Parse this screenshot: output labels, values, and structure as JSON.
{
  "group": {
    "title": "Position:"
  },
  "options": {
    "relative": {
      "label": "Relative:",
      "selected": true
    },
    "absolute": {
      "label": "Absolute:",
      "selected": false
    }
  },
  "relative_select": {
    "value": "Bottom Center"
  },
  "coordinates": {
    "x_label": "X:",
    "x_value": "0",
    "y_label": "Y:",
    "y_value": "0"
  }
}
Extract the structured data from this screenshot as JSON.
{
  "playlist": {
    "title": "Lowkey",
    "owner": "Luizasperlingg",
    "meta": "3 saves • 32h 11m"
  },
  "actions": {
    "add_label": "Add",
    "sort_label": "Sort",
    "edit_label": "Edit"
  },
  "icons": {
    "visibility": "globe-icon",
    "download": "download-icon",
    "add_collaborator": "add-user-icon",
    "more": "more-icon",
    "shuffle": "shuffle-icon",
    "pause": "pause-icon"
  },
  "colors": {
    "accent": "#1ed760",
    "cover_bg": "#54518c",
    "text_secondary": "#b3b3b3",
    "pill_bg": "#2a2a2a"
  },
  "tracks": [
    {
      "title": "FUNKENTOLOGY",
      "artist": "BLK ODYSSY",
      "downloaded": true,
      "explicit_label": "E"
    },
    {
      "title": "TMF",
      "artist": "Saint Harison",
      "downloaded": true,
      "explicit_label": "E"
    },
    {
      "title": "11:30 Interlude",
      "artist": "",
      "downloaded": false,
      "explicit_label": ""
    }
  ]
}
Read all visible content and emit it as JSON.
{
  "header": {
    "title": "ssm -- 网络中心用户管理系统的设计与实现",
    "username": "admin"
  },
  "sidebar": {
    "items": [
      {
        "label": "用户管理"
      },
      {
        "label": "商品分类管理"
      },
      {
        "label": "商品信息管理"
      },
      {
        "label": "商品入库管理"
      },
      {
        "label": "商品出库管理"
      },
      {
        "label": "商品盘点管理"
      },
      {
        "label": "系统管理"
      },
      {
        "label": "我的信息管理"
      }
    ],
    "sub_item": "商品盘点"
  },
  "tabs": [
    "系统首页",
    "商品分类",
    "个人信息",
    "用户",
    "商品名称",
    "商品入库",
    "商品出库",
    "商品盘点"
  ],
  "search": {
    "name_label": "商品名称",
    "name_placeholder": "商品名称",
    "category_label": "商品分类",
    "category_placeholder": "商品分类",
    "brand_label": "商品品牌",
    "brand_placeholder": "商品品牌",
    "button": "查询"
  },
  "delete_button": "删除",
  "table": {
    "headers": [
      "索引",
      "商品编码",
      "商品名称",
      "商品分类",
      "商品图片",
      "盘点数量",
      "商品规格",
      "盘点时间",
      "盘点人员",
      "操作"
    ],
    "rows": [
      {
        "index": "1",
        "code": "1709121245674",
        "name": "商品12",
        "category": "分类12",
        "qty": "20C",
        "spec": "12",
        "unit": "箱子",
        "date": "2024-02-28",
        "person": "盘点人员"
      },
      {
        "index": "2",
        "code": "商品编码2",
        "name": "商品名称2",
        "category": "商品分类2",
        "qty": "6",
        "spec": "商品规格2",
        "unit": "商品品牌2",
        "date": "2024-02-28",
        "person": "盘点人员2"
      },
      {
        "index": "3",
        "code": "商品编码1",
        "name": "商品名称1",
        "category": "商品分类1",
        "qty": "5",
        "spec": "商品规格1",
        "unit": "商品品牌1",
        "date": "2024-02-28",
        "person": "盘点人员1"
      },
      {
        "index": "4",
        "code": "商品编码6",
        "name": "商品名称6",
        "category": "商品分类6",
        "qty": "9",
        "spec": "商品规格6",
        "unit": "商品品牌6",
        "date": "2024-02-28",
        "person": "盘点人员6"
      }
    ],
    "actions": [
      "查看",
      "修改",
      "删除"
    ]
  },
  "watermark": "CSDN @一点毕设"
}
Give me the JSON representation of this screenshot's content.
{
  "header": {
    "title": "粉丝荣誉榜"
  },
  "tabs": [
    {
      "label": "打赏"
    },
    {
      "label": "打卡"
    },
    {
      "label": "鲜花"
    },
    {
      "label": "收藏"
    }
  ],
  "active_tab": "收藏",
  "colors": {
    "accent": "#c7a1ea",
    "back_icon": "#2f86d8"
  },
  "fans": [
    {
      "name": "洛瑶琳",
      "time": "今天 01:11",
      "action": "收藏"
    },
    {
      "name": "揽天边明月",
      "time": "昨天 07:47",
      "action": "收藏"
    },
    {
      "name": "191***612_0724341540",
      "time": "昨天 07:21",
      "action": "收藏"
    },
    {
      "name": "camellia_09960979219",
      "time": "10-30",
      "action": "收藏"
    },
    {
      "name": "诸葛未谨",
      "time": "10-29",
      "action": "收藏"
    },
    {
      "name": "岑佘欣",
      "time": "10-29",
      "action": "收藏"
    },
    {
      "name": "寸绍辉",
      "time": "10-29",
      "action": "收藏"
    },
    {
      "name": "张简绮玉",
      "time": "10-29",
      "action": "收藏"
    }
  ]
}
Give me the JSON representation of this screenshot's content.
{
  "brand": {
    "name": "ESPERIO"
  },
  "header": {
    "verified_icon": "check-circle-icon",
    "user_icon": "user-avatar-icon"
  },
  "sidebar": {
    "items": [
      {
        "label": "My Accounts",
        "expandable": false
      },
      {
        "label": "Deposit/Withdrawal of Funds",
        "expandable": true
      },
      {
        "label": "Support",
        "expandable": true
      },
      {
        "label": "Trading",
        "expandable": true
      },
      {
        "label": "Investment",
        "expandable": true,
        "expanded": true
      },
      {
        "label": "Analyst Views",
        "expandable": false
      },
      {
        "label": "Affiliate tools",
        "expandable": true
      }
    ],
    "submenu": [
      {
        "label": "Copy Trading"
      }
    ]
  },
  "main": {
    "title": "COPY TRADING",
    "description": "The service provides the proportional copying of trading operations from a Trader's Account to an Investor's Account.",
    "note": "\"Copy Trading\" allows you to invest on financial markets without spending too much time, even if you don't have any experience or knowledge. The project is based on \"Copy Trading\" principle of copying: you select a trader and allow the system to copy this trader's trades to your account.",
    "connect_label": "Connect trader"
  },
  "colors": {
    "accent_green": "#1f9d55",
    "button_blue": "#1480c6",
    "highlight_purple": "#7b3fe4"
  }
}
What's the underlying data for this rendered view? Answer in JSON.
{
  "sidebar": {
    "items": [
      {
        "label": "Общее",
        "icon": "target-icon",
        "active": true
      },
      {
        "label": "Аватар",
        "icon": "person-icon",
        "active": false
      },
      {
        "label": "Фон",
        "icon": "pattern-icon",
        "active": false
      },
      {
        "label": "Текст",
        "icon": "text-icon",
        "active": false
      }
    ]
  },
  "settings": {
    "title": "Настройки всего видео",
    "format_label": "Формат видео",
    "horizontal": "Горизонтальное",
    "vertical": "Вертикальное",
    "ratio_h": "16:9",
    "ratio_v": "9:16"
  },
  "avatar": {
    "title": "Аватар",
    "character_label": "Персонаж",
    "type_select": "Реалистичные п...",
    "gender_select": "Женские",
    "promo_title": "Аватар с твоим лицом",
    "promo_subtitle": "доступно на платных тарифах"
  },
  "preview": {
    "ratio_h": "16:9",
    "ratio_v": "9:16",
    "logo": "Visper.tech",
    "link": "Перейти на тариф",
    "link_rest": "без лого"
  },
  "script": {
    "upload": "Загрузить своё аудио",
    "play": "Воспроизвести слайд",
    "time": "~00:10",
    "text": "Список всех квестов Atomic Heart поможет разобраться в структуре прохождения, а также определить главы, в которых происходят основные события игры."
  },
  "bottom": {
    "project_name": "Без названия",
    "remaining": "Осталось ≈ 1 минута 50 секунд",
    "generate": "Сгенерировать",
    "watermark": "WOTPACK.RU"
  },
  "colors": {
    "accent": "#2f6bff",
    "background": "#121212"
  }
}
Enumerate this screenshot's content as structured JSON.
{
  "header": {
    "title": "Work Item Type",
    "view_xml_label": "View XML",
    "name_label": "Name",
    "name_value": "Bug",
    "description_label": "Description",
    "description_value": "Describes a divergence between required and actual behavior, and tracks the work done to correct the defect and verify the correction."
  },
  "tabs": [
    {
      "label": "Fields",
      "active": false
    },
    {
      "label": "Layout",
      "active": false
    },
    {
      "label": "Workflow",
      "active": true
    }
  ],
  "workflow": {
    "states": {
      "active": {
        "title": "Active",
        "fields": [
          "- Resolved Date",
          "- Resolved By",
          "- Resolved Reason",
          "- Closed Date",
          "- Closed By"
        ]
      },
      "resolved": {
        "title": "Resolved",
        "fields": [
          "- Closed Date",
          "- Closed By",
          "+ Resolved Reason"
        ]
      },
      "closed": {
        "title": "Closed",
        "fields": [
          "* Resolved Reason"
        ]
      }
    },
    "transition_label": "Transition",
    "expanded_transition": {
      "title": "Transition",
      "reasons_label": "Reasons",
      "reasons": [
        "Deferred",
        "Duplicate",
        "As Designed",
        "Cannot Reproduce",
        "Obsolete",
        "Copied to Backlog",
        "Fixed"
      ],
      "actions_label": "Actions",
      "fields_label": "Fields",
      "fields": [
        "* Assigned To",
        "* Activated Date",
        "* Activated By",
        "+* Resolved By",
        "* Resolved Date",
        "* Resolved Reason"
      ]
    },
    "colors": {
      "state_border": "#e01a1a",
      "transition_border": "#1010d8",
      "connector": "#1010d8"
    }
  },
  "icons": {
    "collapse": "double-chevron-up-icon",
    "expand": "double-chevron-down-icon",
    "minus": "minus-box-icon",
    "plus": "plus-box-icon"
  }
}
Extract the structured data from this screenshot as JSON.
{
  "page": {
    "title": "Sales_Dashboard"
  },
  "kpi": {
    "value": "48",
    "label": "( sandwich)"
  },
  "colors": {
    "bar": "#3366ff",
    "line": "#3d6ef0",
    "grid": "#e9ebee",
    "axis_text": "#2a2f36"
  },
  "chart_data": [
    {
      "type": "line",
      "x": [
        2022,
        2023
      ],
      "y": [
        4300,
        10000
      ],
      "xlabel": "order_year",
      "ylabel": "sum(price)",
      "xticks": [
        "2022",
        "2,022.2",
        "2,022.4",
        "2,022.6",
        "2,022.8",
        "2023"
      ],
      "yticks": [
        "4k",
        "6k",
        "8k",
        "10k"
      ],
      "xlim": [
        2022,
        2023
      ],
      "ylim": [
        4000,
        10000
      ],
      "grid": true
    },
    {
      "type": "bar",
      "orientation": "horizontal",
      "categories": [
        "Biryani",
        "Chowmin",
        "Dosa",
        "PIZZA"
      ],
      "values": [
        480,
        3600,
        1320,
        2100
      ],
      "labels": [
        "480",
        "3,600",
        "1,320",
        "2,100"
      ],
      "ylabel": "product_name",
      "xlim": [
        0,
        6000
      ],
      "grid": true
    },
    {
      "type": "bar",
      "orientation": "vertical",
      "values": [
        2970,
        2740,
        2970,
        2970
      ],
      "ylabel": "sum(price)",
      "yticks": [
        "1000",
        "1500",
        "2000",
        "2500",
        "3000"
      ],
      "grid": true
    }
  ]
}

────────────────────

◆ THE TASK
Isolate the lines above that contain the word "artist" and copy them.

◆ EXERCISE RESPONSE
      "artist": "BLK ODYSSY",
      "artist": "Saint Harison",
      "artist": "",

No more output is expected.